WORK INSTRUCTIONS:
Starting at the line that contains "column-header-volume-type: Volume Type" and ending with the line that contains "row-type: Root: [31, 314, 61, 330]", recast those lines as a Markdown table with the columns Row and Line. Number each row and leave out any blank lines.

Coordinate annotation records:
=-=-=

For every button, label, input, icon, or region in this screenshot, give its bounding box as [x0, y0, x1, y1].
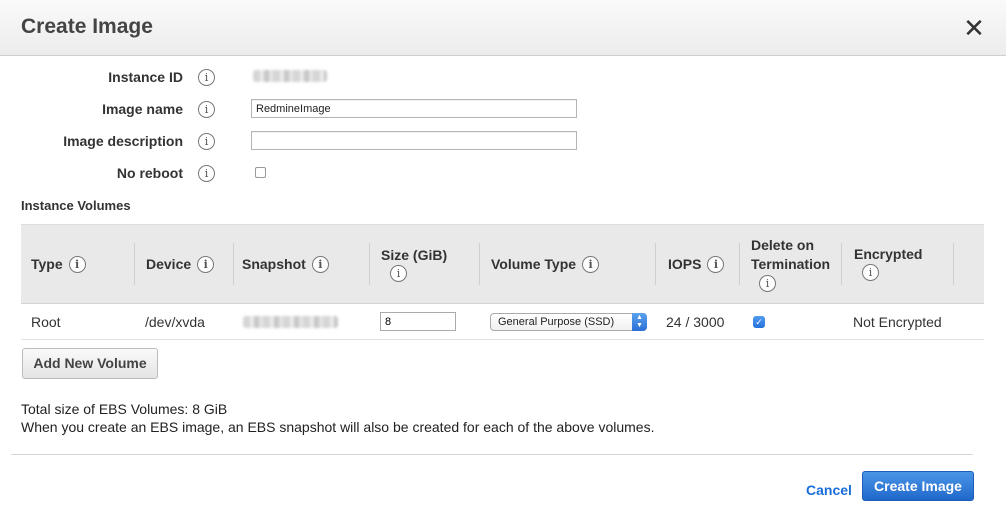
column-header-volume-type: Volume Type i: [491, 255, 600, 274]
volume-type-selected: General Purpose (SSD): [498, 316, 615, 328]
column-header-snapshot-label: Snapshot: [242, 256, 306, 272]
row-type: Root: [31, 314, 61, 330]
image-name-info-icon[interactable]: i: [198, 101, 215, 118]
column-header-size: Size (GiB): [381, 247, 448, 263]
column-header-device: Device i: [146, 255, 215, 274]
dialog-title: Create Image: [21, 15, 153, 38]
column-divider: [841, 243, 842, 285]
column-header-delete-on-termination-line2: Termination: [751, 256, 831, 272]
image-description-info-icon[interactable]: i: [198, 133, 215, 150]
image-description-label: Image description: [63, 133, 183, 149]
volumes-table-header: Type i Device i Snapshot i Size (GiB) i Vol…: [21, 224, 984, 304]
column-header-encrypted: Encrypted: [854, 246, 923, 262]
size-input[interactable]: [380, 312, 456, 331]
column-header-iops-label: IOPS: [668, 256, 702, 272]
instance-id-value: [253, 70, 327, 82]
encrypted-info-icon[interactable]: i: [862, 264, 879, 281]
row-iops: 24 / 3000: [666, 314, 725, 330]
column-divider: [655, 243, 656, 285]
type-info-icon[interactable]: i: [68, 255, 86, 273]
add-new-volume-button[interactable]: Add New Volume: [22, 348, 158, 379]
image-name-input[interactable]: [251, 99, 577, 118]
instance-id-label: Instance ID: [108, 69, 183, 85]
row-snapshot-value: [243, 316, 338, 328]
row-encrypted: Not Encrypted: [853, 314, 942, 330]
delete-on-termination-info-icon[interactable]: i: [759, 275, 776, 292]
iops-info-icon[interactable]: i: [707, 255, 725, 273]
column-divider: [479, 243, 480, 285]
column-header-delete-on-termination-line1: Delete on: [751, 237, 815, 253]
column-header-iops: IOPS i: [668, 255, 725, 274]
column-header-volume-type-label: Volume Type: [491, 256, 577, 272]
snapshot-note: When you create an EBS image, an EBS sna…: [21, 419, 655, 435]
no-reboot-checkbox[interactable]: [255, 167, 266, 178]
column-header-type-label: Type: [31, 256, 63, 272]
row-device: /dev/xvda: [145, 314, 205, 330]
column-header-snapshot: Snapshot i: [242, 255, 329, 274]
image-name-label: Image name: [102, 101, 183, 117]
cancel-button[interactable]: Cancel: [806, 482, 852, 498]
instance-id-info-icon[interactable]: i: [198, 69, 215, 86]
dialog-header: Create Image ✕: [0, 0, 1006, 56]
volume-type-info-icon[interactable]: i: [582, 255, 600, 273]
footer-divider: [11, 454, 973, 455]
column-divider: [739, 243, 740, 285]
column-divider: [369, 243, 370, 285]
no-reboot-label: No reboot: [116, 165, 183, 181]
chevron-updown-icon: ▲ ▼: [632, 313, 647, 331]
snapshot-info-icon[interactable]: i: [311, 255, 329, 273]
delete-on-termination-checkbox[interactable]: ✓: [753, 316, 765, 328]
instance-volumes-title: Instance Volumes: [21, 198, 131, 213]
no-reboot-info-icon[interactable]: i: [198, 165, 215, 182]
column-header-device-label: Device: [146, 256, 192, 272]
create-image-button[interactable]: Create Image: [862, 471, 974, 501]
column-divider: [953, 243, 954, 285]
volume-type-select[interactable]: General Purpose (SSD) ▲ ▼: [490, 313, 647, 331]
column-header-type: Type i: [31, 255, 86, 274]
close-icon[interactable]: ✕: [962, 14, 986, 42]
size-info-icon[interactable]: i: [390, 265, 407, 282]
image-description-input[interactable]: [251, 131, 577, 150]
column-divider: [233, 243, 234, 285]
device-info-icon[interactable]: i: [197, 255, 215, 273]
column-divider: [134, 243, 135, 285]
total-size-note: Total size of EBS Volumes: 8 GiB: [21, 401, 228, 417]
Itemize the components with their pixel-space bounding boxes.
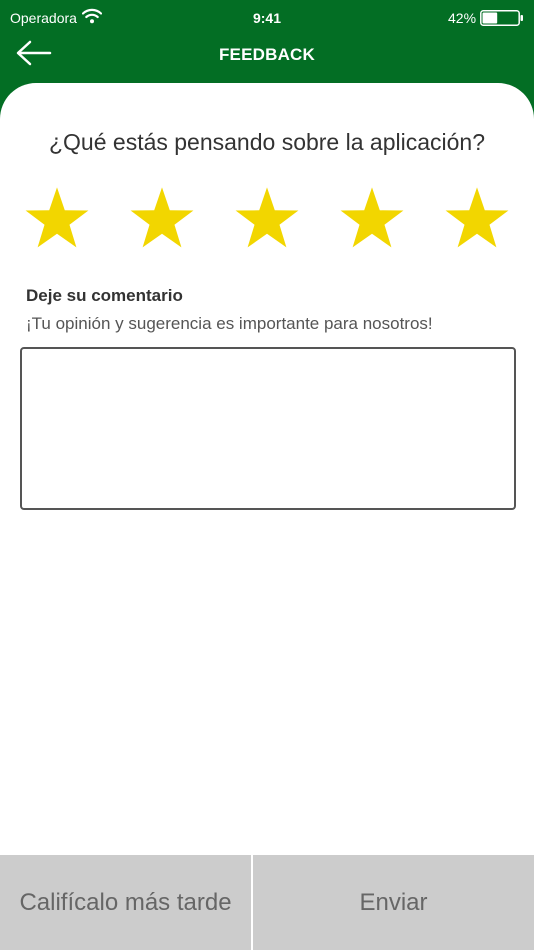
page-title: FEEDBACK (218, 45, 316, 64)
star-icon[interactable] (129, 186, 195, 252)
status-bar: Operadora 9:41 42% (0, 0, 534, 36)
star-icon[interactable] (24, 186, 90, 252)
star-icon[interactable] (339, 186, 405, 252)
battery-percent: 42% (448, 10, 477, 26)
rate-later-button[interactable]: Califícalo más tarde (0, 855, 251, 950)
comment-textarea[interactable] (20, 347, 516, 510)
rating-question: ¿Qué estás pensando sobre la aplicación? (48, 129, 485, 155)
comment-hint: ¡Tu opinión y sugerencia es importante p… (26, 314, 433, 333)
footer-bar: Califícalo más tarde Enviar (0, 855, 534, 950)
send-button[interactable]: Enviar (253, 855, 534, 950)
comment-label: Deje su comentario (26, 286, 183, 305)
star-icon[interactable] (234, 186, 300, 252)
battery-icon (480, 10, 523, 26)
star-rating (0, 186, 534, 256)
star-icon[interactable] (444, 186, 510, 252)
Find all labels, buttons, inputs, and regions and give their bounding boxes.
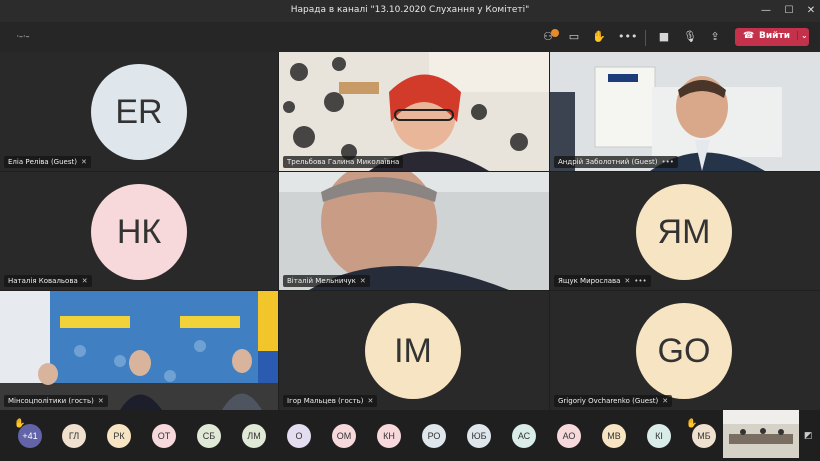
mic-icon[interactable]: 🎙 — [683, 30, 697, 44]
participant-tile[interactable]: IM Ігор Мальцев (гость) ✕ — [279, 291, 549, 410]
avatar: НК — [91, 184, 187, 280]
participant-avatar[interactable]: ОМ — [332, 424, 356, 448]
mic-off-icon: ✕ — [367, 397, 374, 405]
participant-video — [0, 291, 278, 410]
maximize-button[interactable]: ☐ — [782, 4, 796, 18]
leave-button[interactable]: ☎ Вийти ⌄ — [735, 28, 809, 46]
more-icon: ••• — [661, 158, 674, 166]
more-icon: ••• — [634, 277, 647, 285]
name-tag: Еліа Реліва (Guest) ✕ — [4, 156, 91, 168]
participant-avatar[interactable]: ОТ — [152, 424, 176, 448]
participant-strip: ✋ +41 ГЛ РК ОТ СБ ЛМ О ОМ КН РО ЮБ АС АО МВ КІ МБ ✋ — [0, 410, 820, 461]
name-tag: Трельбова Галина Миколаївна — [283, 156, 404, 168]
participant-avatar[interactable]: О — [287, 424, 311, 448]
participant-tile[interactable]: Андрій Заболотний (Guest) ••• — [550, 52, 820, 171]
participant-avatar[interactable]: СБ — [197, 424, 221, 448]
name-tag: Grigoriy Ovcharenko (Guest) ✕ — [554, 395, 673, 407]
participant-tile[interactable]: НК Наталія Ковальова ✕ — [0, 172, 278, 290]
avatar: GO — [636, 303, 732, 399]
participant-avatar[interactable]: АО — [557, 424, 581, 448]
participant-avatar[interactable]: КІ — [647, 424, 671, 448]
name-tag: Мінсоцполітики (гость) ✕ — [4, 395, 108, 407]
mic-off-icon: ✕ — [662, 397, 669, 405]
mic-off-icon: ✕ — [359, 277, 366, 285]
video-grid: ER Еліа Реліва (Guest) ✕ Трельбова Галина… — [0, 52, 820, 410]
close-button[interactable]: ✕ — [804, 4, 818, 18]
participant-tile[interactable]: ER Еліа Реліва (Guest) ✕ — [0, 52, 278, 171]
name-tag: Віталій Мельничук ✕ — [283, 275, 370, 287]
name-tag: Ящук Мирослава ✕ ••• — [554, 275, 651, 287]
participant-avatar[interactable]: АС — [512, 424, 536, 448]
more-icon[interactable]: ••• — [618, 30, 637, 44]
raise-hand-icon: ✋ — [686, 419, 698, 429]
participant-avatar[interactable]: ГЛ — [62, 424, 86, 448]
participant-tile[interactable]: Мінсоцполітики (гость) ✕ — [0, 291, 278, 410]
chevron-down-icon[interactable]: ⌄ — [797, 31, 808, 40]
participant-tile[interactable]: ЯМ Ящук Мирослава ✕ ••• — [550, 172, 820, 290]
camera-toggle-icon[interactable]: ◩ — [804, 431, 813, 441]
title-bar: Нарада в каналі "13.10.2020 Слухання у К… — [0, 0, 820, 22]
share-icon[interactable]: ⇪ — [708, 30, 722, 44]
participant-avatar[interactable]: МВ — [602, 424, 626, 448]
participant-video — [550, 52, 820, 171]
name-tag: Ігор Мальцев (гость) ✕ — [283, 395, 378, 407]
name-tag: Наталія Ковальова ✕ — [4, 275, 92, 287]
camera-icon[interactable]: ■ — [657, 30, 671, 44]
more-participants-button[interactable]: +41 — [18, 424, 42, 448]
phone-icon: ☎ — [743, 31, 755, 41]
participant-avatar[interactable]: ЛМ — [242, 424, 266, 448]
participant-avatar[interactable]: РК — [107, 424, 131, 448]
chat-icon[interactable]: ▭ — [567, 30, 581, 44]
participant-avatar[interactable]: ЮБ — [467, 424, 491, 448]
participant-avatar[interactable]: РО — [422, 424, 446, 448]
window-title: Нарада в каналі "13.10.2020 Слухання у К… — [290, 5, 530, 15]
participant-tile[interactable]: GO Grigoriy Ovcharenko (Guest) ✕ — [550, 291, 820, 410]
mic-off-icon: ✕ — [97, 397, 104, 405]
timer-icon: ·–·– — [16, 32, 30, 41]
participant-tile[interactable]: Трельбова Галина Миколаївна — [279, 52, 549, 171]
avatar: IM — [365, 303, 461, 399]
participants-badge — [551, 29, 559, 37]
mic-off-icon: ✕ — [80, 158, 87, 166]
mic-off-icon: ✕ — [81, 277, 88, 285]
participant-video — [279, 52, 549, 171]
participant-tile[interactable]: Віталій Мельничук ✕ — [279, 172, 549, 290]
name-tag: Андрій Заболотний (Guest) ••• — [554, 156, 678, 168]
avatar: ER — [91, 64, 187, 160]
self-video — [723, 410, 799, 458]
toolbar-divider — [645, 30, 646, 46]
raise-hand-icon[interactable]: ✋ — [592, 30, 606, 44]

=-=-=

RESULT:
| Row | Line |
|---|---|
| 1 | column-header-volume-type: Volume Type i: [491, 255, 600, 274] |
| 2 | volume-type-selected: General Purpose (SSD): [498, 316, 615, 328] |
| 3 | column-header-snapshot-label: Snapshot: [242, 256, 306, 272] |
| 4 | row-type: Root: [31, 314, 61, 330] |